Angezeigter Text:
Die Kunst wird darin bestehen, den Anwendungen/Spiele vorzugauckeln das es nicht 8 Kerne sondern 4 Module mit 8 Kernen sind  

Inwiefern die einzelnen Programme damit umgehen, wird sich zeigen ! Ob die Sandys dagegen halten können mit *nur* 4 Kernen, wird sich ebenfalls zeigen !

Wenn diese Technik einen Performance-Vorteil bietet stellt sich die Frage, ob Intel auch so was raus bringen wird ?! HT ist zwar eine nette Technik 
von Intel, aber gegen 2 echten Kernen verliert diese - Abwarten, es wird spannend


----------



## Skysnake (12. April 2011)

*AW: AMD verrät Fähigkeiten der Flex-FPU*



widder0815 schrieb:


> 2.  zweiteres
> 
> Da Games (die meißten) eh GPU Limitiert sind ... erübgrigt sich eure (angefangende) Denkweise eigendlich ...


 
Eben nicht. Die CPU hat entscheidenden Einfluss auf die Min-FPS. Siehst du ja immer wieder in den unterschiedlichen Benches, das je nach CPU-Familie sich die Min-FPS stark unterscheiden. Beim E8400 sind z.B. die Max-FPS nicht ultimo, dafür aber der Unterschied zwischen Max und Min eigentlich immer kleiner als bei den meisten anderen CPUs, wobei es auch teilweise vorkommt, das die Min-FPS höher sind als bei stärkeren CPUs


----------



## Fragile Heart (12. April 2011)

(Positionsdaten der Elemente)
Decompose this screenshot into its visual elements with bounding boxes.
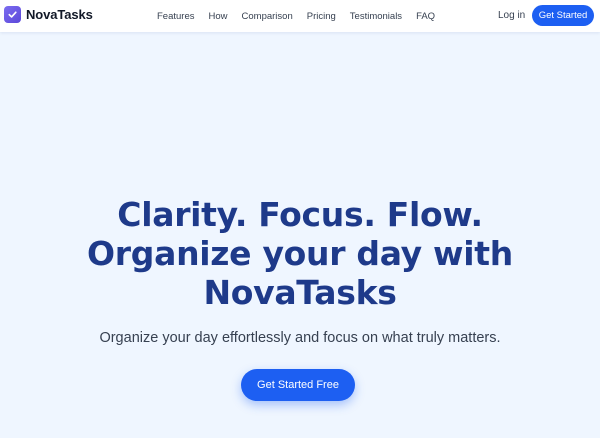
hero-title: Clarity. Focus. Flow. Organize your day … [0, 195, 600, 312]
nav-link-how[interactable]: How [209, 11, 228, 22]
get-started-free-button[interactable]: Get Started Free [241, 369, 355, 401]
nav-link-features[interactable]: Features [157, 11, 195, 22]
nav-link-faq[interactable]: FAQ [416, 11, 435, 22]
hero-title-line-1: Clarity. Focus. Flow. [117, 195, 483, 234]
top-navbar: NovaTasks Features How Comparison Pricin… [0, 0, 600, 32]
nav-links: Features How Comparison Pricing Testimon… [157, 0, 449, 32]
hero-subtitle: Organize your day effortlessly and focus… [99, 330, 501, 346]
hero-title-line-3: NovaTasks [203, 273, 397, 312]
get-started-button[interactable]: Get Started [532, 5, 594, 26]
nav-link-comparison[interactable]: Comparison [242, 11, 293, 22]
brand-name: NovaTasks [26, 7, 93, 22]
nav-link-pricing[interactable]: Pricing [307, 11, 336, 22]
login-link[interactable]: Log in [498, 10, 525, 21]
check-icon [4, 6, 21, 23]
brand[interactable]: NovaTasks [4, 6, 93, 23]
hero-title-line-2: Organize your day with [87, 234, 513, 273]
nav-link-testimonials[interactable]: Testimonials [350, 11, 402, 22]
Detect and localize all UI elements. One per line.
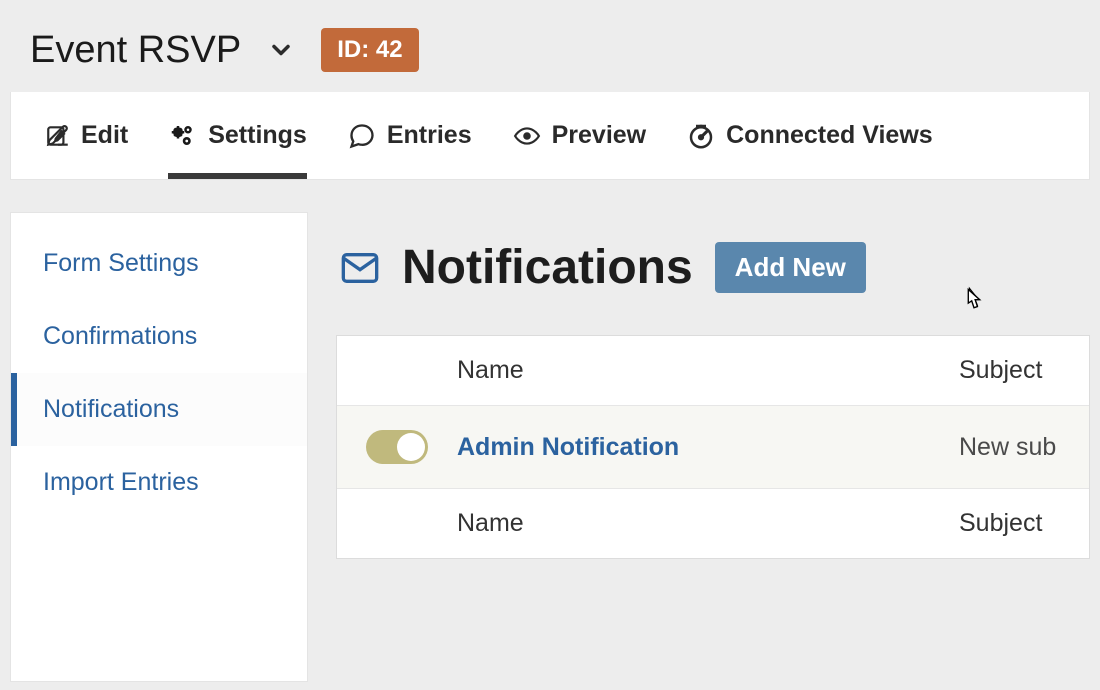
tab-label: Settings: [208, 121, 307, 150]
tab-label: Entries: [387, 121, 472, 150]
add-new-button[interactable]: Add New: [715, 242, 866, 293]
form-title: Event RSVP: [30, 29, 241, 72]
sidebar-item-label: Form Settings: [43, 249, 199, 277]
tab-edit[interactable]: Edit: [45, 92, 128, 179]
sidebar-item-notifications[interactable]: Notifications: [11, 373, 307, 446]
chevron-down-icon: [267, 36, 295, 64]
table-header-row: Name Subject: [337, 336, 1089, 406]
content-area: Form Settings Confirmations Notification…: [10, 212, 1090, 682]
page-title: Notifications: [402, 240, 693, 295]
edit-icon: [45, 123, 71, 149]
main-panel: Notifications Add New Name Subject Admin…: [336, 212, 1090, 682]
gears-icon: [168, 121, 198, 151]
mail-icon: [336, 248, 384, 288]
table-row: Admin Notification New sub: [337, 406, 1089, 489]
form-title-dropdown[interactable]: Event RSVP: [30, 29, 295, 72]
tab-settings[interactable]: Settings: [168, 92, 307, 179]
header-bar: Event RSVP ID: 42: [0, 0, 1100, 92]
tab-label: Connected Views: [726, 121, 933, 150]
eye-icon: [512, 123, 542, 149]
chat-bubble-icon: [347, 122, 377, 150]
sidebar-item-label: Import Entries: [43, 468, 199, 496]
tab-label: Edit: [81, 121, 128, 150]
column-footer-name: Name: [457, 489, 959, 558]
enabled-toggle[interactable]: [366, 430, 428, 464]
sidebar-item-label: Confirmations: [43, 322, 197, 350]
row-toggle-cell: [337, 406, 457, 488]
gauge-icon: [686, 121, 716, 151]
column-toggle: [337, 347, 457, 395]
sidebar-item-label: Notifications: [43, 395, 179, 423]
column-toggle: [337, 500, 457, 548]
sidebar-item-confirmations[interactable]: Confirmations: [11, 300, 307, 373]
tab-entries[interactable]: Entries: [347, 92, 472, 179]
notification-subject: New sub: [959, 413, 1089, 482]
notification-name-link[interactable]: Admin Notification: [457, 413, 959, 482]
cursor-icon: [960, 286, 988, 318]
page-heading: Notifications Add New: [336, 240, 1090, 295]
tab-label: Preview: [552, 121, 647, 150]
sidebar-item-import-entries[interactable]: Import Entries: [11, 446, 307, 519]
sidebar-item-form-settings[interactable]: Form Settings: [11, 227, 307, 300]
table-footer-row: Name Subject: [337, 489, 1089, 558]
form-id-badge: ID: 42: [321, 28, 418, 72]
settings-sidebar: Form Settings Confirmations Notification…: [10, 212, 308, 682]
tab-preview[interactable]: Preview: [512, 92, 647, 179]
toggle-knob: [397, 433, 425, 461]
column-header-subject: Subject: [959, 336, 1089, 405]
tabs-bar: Edit Settings Entries Preview Connected …: [10, 92, 1090, 180]
notifications-table: Name Subject Admin Notification New sub …: [336, 335, 1090, 559]
tab-connected-views[interactable]: Connected Views: [686, 92, 933, 179]
column-footer-subject: Subject: [959, 489, 1089, 558]
column-header-name: Name: [457, 336, 959, 405]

Zu lösende Aufgaben:
1 – Warum widerspricht Skysnake im Forenauszug der Ansicht, die meisten Spiele seien ohnehin GPU-limitiert? Erklären Sie es in ein bis drei Sätzen.
2 – Welche CPU nennt Skysnake im Forenauszug als Beispiel für einen geringen Unterschied zwischen Max- und Min-FPS?
3 – Schreiben Sie aus dem Forenauszug den Abschnitt ab, der mit „Inwiefern die einzelnen“ beginnt und mit „Skysnake (12. April 2011)“ endet.
Die Daten sind eigenständiges Material und gehören nicht zum Forenauszug.

Lösungen zur Übung:
1 – Die CPU hat laut Skysnake entscheidenden Einfluss auf die Min-FPS. In Benchmarks unterscheiden sich die Min-FPS je nach CPU-Familie stark.

2 – Den E8400.

3 –
Inwiefern die einzelnen Programme damit umgehen, wird sich zeigen ! Ob die Sandys dagegen halten können mit *nur* 4 Kernen, wird sich ebenfalls zeigen !

Wenn diese Technik einen Performance-Vorteil bietet stellt sich die Frage, ob Intel auch so was raus bringen wird ?! HT ist zwar eine nette Technik 
von Intel, aber gegen 2 echten Kernen verliert diese - Abwarten, es wird spannend


----------



## Skysnake (12. April 2011)